§ DATA LINES
::::::::::

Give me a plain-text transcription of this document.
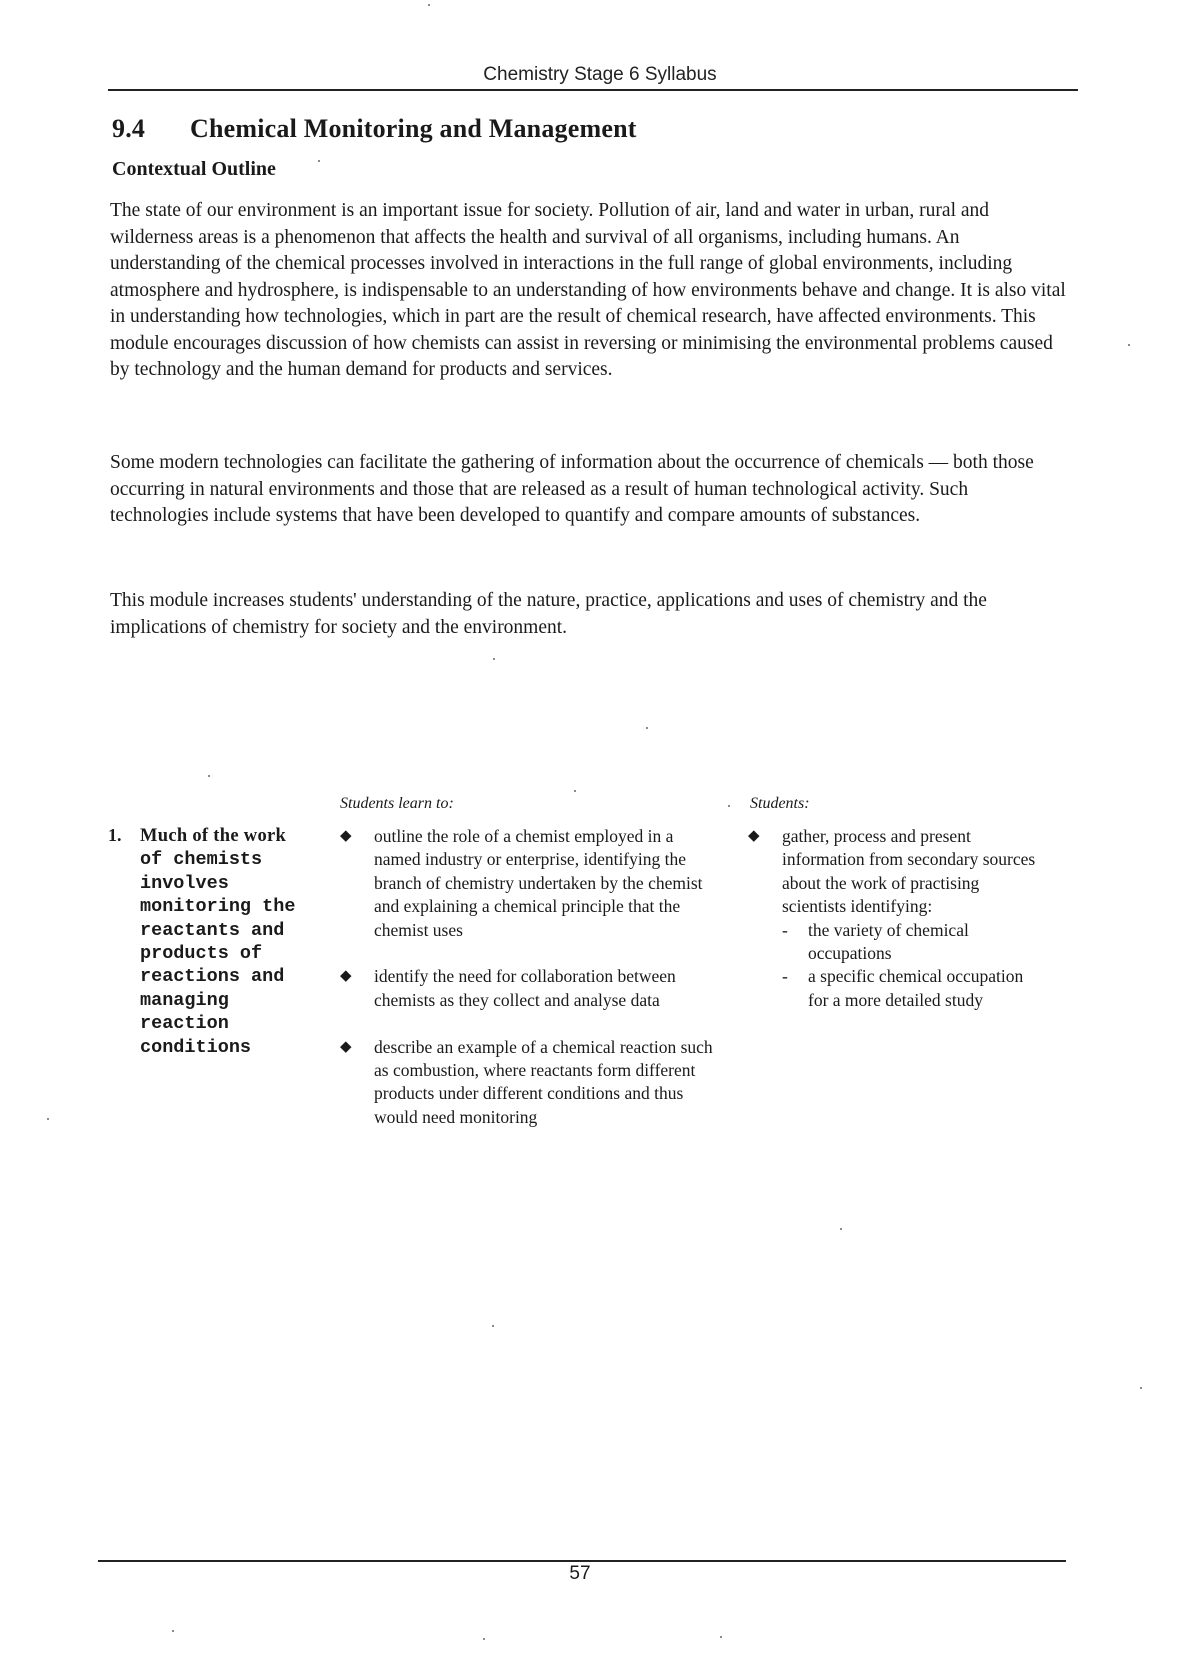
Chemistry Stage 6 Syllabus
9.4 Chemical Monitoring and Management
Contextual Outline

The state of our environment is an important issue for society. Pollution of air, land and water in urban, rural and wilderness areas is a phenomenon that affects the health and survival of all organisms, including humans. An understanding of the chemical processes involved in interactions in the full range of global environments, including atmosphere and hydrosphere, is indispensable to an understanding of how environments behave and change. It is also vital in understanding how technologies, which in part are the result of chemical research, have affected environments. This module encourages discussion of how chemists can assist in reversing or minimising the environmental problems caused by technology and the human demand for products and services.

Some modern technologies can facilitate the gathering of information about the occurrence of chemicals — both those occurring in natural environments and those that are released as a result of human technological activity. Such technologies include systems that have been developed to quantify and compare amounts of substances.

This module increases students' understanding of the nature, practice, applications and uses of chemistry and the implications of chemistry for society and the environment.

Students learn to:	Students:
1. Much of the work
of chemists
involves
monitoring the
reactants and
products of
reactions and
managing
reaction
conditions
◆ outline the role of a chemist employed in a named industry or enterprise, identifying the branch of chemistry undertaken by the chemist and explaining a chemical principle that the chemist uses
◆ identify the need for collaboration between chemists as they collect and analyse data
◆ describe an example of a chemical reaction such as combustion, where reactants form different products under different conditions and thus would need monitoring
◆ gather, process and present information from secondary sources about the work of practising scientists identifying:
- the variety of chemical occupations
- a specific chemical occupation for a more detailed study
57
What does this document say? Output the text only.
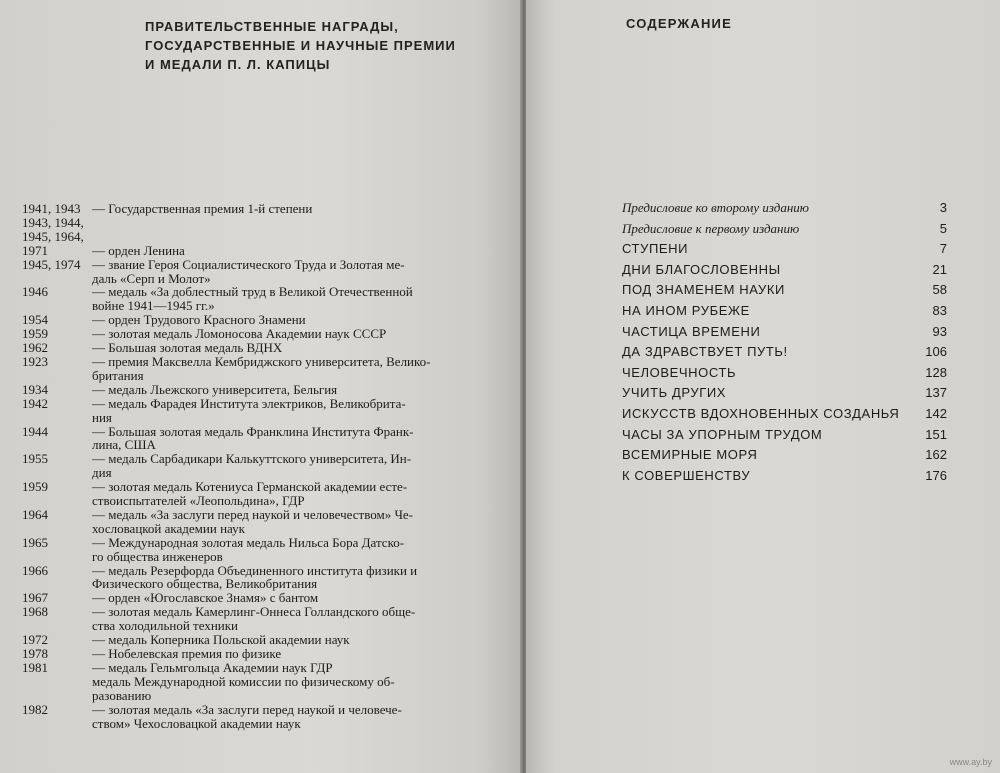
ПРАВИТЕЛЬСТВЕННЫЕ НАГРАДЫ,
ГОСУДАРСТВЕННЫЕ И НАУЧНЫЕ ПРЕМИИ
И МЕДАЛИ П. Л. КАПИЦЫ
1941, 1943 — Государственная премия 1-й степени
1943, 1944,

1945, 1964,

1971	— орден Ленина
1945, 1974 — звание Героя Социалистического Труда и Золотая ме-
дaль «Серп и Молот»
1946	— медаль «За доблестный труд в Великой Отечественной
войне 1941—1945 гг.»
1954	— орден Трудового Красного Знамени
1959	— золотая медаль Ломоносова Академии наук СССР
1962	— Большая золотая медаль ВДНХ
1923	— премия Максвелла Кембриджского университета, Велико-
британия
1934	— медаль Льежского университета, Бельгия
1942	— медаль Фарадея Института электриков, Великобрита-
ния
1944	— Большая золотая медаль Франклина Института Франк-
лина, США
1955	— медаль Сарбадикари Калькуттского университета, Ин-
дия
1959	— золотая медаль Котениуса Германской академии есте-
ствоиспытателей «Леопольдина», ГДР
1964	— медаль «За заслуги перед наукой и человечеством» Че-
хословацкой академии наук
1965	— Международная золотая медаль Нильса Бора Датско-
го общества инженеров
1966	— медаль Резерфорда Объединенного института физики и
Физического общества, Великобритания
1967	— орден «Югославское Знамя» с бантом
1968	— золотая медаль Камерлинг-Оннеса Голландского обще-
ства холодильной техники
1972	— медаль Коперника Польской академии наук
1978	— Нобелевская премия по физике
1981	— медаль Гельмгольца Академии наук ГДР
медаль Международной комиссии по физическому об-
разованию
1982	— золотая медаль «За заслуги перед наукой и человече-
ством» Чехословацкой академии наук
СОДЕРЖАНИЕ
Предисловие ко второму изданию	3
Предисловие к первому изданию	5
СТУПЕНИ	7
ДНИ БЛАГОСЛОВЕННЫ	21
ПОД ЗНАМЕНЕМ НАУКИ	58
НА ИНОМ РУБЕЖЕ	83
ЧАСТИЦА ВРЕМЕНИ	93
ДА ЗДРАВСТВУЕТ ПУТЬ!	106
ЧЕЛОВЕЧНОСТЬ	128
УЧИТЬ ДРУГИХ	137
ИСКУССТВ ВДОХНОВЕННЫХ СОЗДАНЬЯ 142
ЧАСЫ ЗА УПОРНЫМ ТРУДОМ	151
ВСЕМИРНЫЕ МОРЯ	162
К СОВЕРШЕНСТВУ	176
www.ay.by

::::::::::

Pull out each line containing the word "заслуги" and copy it.

1964	— медаль «За заслуги перед наукой и человечеством» Че-
1982	— золотая медаль «За заслуги перед наукой и человече-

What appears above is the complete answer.